[Stored records]
*****
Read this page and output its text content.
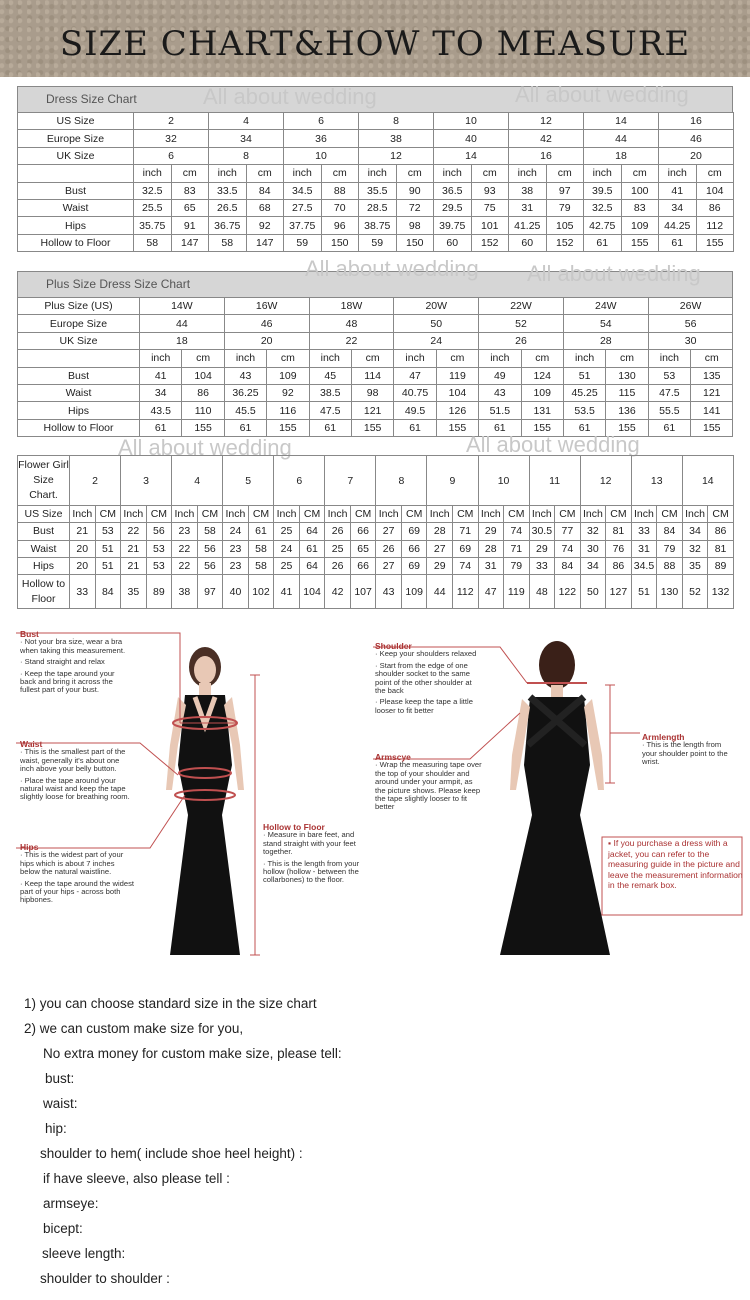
SIZE CHART&HOW TO MEASURE
Dress Size Chart	All about wedding	All about wedding
US Size	2		4		6		8		10		12		14		16	
Europe Size	32		34		36		38		40		42		44		46	
UK Size	6		8		10		12		14		16		18		20	
	inch	cm	inch	cm	inch	cm	inch	cm	inch	cm	inch	cm	inch	cm	inch	cm
Bust	32.5	83	33.5	84	34.5	88	35.5	90	36.5	93	38	97	39.5	100	41	104
Waist	25.5	65	26.5	68	27.5	70	28.5	72	29.5	75	31	79	32.5	83	34	86
Hips	35.75	91	36.75	92	37.75	96	38.75	98	39.75	101	41.25	105	42.75	109	44.25	112
Hollow to Floor	58	147	58	147	59	150	59	150	60	152	60	152	61	155	61	155
Plus Size Dress Size Chart
All about wedding All about wedding
Plus Size (US)	14W		16W		18W		20W		22W		24W		26W	
Europe Size	44		46		48		50		52		54		56	
UK Size	18		20		22		24		26		28		30	
	inch	cm	inch	cm	inch	cm	inch	cm	inch	cm	inch	cm	inch	cm
Bust	41	104	43	109	45	114	47	119	49	124	51	130	53	135
Waist	34	86	36.25	92	38.5	98	40.75	104	43	109	45.25	115	47.5	121
Hips	43.5	110	45.5	116	47.5	121	49.5	126	51.5	131	53.5	136	55.5	141
Hollow to Floor	61	155	61	155	61	155	61	155	61	155	61	155	61	155
All about wedding	All about wedding
Flower Girl Size Chart.	2		3		4		5		6		7		8		9		10		11		12		13		14	
US Size	Inch	CM	Inch	CM	Inch	CM	Inch	CM	Inch	CM	Inch	CM	Inch	CM	Inch	CM	Inch	CM	Inch	CM	Inch	CM	Inch	CM	Inch	CM
Bust	21	53	22	56	23	58	24	61	25	64	26	66	27	69	28	71	29	74	30.5	77	32	81	33	84	34	86
Waist	20	51	21	53	22	56	23	58	24	61	25	65	26	66	27	69	28	71	29	74	30	76	31	79	32	81
Hips	20	51	21	53	22	56	23	58	25	64	26	66	27	69	29	74	31	79	33	84	34	86	34.5	88	35	89
Hollow to Floor	33	84	35	89	38	97	40	102	41	104	42	107	43	109	44	112	47	119	48	122	50	127	51	130	52	132
Bust
· Not your bra size, wear a bra when taking this measurement.
· Stand straight and relax
· Keep the tape around your back and bring it across the fullest part of your bust.
Waist
· This is the smallest part of the waist, generally it's about one inch above your belly button.
· Place the tape around your natural waist and keep the tape slightly loose for breathing room.
Hips
· This is the widest part of your hips which is about 7 inches below the natural waistline.
· Keep the tape around the widest part of your hips - across both hipbones.
Hollow to Floor
· Measure in bare feet, and stand straight with your feet together.
· This is the length from your hollow (hollow - between the collarbones) to the floor.
Shoulder
· Keep your shoulders relaxed
· Start from the edge of one shoulder socket to the same point of the other shoulder at the back
· Please keep the tape a little looser to fit better
Armscye
· Wrap the measuring tape over the top of your shoulder and around under your armpit, as the picture shows. Please keep the tape slightly looser to fit better
Armlength
· This is the length from your shoulder point to the wrist.
▪ If you purchase a dress with a jacket, you can refer to the measuring guide in the picture and leave the measurement information in the remark box.
1) you can choose standard size in the size chart
2) we can custom make size for you,
No extra money for custom make size, please tell:
bust:
waist:
hip:
shoulder to hem( include shoe heel height) :
if have sleeve, also please tell :
armseye:
bicept:
sleeve length:
shoulder to shoulder :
*****
* **Exercise directions**
Where a line in the entries holds the word "picture", copy that line.

* **Exercise output**
· Wrap the measuring tape over the top of your shoulder and around under your armpit, as the picture shows. Please keep the tape slightly looser to fit better
▪ If you purchase a dress with a jacket, you can refer to the measuring guide in the picture and leave the measurement information in the remark box.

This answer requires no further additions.